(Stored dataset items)
§ §

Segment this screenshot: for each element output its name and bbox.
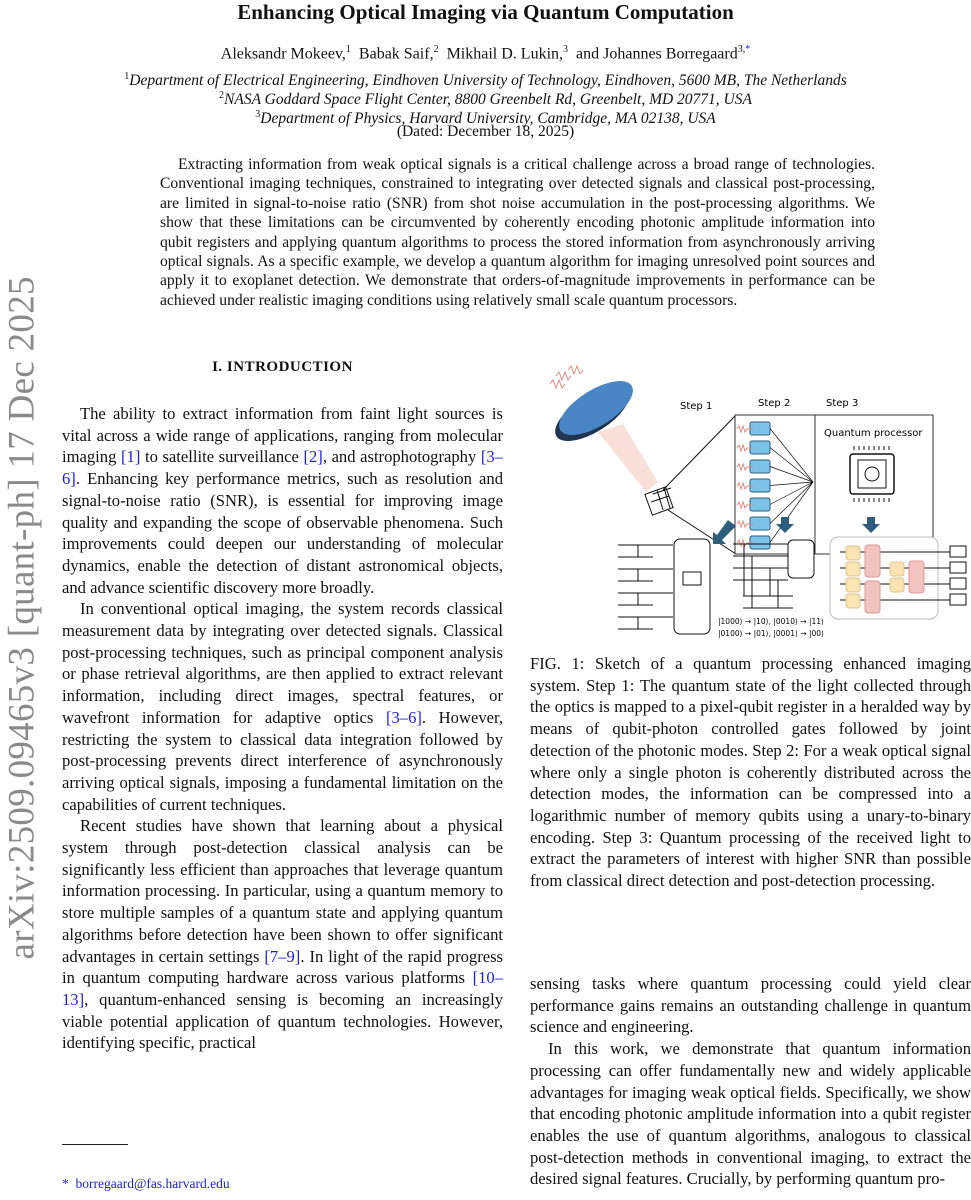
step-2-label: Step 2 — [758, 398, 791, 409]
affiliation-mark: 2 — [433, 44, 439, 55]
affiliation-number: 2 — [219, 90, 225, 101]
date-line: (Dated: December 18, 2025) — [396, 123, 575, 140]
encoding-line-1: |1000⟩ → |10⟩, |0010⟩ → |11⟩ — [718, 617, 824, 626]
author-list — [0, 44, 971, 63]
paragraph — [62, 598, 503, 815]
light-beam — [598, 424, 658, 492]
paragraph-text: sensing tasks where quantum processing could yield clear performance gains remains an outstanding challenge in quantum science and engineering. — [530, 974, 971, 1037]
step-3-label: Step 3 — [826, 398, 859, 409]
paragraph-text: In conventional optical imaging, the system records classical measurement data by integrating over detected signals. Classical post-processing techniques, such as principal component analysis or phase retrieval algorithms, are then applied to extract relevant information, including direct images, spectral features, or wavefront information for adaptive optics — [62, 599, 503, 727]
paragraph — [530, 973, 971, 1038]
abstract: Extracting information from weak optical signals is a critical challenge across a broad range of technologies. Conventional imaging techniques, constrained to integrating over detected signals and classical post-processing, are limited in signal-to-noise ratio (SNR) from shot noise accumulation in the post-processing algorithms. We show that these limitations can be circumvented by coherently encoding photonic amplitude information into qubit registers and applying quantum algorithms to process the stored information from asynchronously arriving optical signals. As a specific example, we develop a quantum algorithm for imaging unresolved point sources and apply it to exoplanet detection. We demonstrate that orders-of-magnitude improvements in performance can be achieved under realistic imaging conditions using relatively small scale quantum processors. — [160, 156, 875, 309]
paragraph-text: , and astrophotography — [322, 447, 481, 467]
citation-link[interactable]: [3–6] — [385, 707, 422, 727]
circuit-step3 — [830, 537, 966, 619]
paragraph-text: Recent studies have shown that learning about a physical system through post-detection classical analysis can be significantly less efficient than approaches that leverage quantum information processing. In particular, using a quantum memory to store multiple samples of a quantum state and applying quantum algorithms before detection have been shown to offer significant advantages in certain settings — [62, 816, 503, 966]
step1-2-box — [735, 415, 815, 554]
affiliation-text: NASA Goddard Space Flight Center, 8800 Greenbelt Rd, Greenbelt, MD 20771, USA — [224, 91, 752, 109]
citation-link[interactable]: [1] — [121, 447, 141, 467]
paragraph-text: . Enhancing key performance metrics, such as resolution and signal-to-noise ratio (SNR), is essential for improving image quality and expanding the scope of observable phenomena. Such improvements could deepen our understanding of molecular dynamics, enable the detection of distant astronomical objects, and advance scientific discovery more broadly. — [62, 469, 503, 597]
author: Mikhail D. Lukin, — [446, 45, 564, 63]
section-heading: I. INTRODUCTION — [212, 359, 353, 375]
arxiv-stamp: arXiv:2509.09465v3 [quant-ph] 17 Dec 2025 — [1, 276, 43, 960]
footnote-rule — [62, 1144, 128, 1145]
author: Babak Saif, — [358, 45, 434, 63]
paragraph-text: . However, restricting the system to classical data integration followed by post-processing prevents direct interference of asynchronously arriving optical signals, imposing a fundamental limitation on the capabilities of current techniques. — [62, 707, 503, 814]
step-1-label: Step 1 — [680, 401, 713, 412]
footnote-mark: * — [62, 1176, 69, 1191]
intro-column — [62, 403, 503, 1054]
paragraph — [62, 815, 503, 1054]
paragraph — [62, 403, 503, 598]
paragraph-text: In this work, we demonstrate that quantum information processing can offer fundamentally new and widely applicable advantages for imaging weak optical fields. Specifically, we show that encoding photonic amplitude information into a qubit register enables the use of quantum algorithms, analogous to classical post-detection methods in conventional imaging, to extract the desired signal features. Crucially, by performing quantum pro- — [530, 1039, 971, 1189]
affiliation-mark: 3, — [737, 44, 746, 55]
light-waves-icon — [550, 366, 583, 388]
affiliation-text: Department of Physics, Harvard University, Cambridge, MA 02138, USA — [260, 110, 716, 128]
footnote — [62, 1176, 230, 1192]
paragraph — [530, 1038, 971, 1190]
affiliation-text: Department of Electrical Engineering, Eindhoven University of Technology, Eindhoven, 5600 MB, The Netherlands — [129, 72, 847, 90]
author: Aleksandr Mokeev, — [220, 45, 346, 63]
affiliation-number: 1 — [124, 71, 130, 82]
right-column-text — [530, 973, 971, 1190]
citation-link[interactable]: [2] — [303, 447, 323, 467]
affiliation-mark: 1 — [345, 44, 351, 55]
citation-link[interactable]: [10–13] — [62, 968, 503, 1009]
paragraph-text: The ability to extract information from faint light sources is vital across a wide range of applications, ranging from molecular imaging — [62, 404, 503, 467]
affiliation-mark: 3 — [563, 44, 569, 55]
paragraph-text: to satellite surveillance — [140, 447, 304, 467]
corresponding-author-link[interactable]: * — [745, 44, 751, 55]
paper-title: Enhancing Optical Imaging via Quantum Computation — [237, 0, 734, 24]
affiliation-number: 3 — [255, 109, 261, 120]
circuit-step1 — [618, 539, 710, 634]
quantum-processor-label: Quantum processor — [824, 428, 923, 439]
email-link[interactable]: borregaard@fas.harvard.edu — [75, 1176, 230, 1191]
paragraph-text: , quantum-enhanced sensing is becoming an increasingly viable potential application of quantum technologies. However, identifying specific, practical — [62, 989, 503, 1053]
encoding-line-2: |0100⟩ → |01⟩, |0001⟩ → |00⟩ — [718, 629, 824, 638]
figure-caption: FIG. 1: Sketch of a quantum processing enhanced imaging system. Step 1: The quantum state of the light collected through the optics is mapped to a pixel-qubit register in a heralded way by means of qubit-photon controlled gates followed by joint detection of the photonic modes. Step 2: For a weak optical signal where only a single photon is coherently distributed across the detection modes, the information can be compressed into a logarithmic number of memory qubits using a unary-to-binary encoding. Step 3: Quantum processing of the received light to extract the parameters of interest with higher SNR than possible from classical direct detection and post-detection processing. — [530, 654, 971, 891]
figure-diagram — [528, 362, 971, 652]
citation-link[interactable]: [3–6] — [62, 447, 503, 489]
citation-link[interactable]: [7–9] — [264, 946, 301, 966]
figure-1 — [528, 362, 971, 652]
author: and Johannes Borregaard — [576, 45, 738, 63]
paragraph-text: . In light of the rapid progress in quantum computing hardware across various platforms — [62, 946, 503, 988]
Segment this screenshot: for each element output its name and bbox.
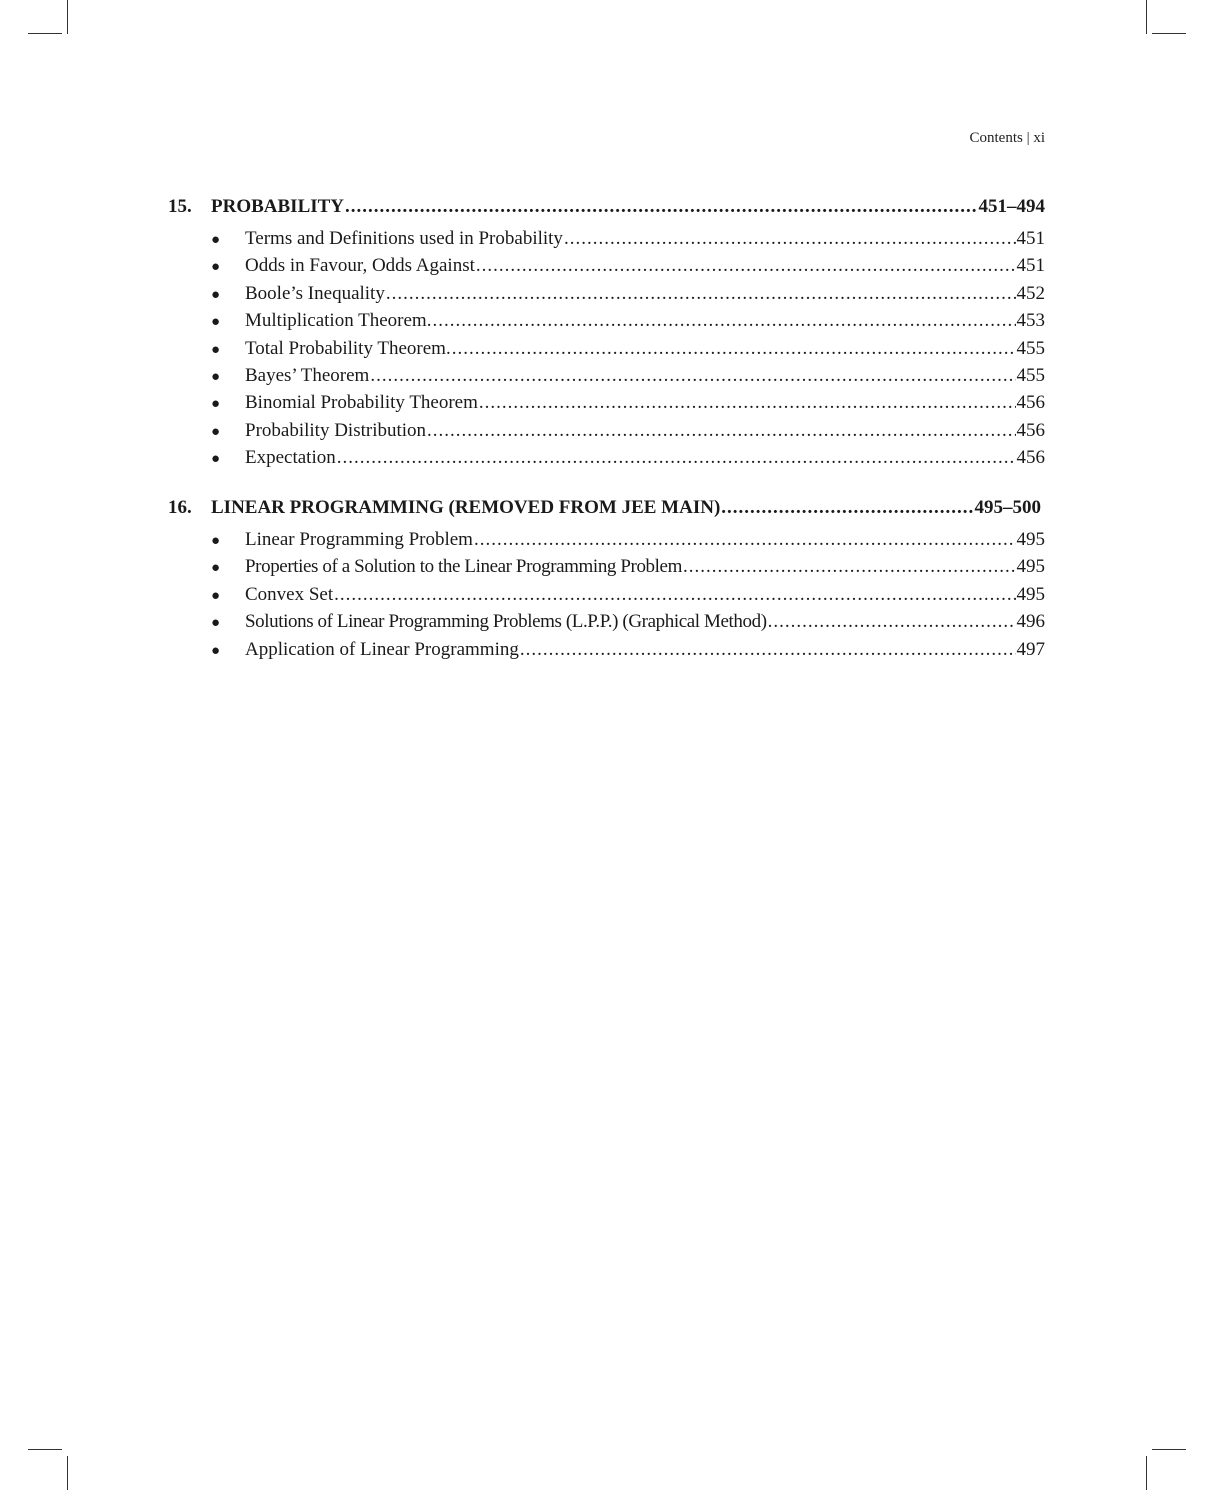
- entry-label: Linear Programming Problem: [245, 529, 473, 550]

§ §

● **PROBLEM TO WORK ON**
Count the lines of the data above that contain the string "label". Give only the number.

● **SOLUTION TO THIS PROBLEM**
5